INFORMATION GIVEN >>

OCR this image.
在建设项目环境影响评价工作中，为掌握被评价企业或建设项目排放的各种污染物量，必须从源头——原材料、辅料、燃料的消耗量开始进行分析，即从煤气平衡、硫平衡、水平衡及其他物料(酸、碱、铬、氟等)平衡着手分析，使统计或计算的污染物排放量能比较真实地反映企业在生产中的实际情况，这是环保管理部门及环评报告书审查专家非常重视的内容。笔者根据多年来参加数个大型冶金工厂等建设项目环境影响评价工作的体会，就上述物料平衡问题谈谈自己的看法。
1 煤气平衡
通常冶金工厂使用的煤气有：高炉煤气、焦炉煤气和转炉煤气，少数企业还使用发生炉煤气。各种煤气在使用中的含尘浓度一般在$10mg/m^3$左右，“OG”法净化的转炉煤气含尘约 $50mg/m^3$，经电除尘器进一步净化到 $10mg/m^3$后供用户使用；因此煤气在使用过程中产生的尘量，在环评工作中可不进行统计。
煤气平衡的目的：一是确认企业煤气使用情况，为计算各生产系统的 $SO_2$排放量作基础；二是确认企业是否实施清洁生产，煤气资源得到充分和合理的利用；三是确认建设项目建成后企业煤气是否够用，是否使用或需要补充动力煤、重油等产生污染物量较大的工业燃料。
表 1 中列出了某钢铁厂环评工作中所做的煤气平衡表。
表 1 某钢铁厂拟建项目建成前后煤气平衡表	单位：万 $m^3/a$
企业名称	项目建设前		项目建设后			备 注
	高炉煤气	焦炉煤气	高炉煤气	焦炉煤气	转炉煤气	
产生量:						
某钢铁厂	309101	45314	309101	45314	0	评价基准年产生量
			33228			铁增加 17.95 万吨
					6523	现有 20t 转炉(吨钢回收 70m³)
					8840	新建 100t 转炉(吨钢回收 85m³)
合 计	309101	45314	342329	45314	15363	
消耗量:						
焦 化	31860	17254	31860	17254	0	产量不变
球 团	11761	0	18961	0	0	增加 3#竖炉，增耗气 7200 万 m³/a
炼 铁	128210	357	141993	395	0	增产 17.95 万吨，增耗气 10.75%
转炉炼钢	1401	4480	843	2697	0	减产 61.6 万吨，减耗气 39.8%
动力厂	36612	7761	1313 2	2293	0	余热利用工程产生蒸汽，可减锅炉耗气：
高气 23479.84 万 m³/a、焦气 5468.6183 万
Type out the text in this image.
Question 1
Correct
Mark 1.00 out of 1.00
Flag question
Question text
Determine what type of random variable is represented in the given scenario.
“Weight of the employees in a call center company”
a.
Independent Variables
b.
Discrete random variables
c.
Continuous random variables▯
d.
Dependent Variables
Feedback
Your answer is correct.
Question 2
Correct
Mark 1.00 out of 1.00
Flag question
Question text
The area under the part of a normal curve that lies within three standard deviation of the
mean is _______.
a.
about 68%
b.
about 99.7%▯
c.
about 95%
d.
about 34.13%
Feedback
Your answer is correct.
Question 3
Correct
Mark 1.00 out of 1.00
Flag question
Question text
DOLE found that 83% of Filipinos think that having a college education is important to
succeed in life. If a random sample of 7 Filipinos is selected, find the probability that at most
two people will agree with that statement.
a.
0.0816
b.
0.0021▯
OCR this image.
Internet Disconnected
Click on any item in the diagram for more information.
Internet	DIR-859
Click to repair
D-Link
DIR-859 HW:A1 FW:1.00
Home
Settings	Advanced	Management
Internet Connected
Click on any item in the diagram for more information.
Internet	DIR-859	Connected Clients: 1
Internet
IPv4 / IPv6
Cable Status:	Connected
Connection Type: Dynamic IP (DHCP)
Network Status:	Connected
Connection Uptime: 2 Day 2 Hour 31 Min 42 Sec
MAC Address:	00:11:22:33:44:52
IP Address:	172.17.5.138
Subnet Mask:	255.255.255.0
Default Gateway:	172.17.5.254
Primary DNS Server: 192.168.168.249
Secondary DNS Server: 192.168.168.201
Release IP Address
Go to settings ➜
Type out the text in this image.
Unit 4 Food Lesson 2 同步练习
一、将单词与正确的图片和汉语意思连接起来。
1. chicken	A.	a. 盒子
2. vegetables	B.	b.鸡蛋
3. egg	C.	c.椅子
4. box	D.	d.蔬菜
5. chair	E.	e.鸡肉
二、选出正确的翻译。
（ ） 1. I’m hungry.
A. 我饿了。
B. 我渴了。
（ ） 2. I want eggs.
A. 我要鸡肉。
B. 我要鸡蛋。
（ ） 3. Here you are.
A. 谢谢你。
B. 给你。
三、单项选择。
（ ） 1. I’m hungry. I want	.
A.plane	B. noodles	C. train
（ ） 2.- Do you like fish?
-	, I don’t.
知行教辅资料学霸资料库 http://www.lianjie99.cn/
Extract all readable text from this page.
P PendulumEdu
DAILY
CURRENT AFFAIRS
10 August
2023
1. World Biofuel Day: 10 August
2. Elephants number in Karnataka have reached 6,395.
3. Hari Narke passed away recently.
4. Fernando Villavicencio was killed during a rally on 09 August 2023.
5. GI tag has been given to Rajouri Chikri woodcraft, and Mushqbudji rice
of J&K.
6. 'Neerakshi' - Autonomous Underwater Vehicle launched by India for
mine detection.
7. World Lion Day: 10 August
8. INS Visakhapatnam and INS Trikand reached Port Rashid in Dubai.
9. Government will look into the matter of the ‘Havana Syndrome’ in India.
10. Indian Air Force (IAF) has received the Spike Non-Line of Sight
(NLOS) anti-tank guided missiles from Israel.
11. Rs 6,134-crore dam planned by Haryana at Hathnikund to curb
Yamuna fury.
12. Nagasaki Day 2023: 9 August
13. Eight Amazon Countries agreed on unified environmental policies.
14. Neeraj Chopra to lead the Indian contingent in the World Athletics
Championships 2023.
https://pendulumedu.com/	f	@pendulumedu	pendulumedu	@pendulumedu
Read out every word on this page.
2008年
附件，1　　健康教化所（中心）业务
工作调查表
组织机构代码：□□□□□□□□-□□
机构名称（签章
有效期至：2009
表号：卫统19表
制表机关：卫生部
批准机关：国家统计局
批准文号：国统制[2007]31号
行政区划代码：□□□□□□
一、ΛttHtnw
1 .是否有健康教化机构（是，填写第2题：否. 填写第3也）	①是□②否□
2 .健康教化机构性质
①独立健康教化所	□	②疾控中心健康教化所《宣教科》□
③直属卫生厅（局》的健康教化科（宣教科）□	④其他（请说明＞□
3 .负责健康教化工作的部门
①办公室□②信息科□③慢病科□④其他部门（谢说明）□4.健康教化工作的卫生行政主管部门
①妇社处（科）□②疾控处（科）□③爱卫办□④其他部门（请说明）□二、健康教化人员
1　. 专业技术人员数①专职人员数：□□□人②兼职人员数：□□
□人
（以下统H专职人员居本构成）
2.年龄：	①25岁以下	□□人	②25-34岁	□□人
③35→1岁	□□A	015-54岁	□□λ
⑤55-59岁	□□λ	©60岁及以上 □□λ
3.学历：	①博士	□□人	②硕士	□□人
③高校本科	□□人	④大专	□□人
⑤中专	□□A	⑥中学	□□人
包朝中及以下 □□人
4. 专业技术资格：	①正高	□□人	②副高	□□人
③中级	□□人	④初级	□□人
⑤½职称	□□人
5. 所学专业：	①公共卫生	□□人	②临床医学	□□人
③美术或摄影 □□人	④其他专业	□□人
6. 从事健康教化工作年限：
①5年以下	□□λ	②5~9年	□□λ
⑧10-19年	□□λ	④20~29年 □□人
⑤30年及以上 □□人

TASK OBJECTIVE >> Starting with the line that contains "Extract all readable text from this page.", repeat each line through the last one exactly as it appears. Include both ends and nothing more.

ANSWER TO THIS PROBLEM >>
Extract all readable text from this page.
P PendulumEdu
DAILY
CURRENT AFFAIRS
10 August
2023
1. World Biofuel Day: 10 August
2. Elephants number in Karnataka have reached 6,395.
3. Hari Narke passed away recently.
4. Fernando Villavicencio was killed during a rally on 09 August 2023.
5. GI tag has been given to Rajouri Chikri woodcraft, and Mushqbudji rice
of J&K.
6. 'Neerakshi' - Autonomous Underwater Vehicle launched by India for
mine detection.
7. World Lion Day: 10 August
8. INS Visakhapatnam and INS Trikand reached Port Rashid in Dubai.
9. Government will look into the matter of the ‘Havana Syndrome’ in India.
10. Indian Air Force (IAF) has received the Spike Non-Line of Sight
(NLOS) anti-tank guided missiles from Israel.
11. Rs 6,134-crore dam planned by Haryana at Hathnikund to curb
Yamuna fury.
12. Nagasaki Day 2023: 9 August
13. Eight Amazon Countries agreed on unified environmental policies.
14. Neeraj Chopra to lead the Indian contingent in the World Athletics
Championships 2023.
https://pendulumedu.com/	f	@pendulumedu	pendulumedu	@pendulumedu
Read out every word on this page.
2008年
附件，1　　健康教化所（中心）业务
工作调查表
组织机构代码：□□□□□□□□-□□
机构名称（签章
有效期至：2009
表号：卫统19表
制表机关：卫生部
批准机关：国家统计局
批准文号：国统制[2007]31号
行政区划代码：□□□□□□
一、ΛttHtnw
1 .是否有健康教化机构（是，填写第2题：否. 填写第3也）	①是□②否□
2 .健康教化机构性质
①独立健康教化所	□	②疾控中心健康教化所《宣教科》□
③直属卫生厅（局》的健康教化科（宣教科）□	④其他（请说明＞□
3 .负责健康教化工作的部门
①办公室□②信息科□③慢病科□④其他部门（谢说明）□4.健康教化工作的卫生行政主管部门
①妇社处（科）□②疾控处（科）□③爱卫办□④其他部门（请说明）□二、健康教化人员
1　. 专业技术人员数①专职人员数：□□□人②兼职人员数：□□
□人
（以下统H专职人员居本构成）
2.年龄：	①25岁以下	□□人	②25-34岁	□□人
③35→1岁	□□A	015-54岁	□□λ
⑤55-59岁	□□λ	©60岁及以上 □□λ
3.学历：	①博士	□□人	②硕士	□□人
③高校本科	□□人	④大专	□□人
⑤中专	□□A	⑥中学	□□人
包朝中及以下 □□人
4. 专业技术资格：	①正高	□□人	②副高	□□人
③中级	□□人	④初级	□□人
⑤½职称	□□人
5. 所学专业：	①公共卫生	□□人	②临床医学	□□人
③美术或摄影 □□人	④其他专业	□□人
6. 从事健康教化工作年限：
①5年以下	□□λ	②5~9年	□□λ
⑧10-19年	□□λ	④20~29年 □□人
⑤30年及以上 □□人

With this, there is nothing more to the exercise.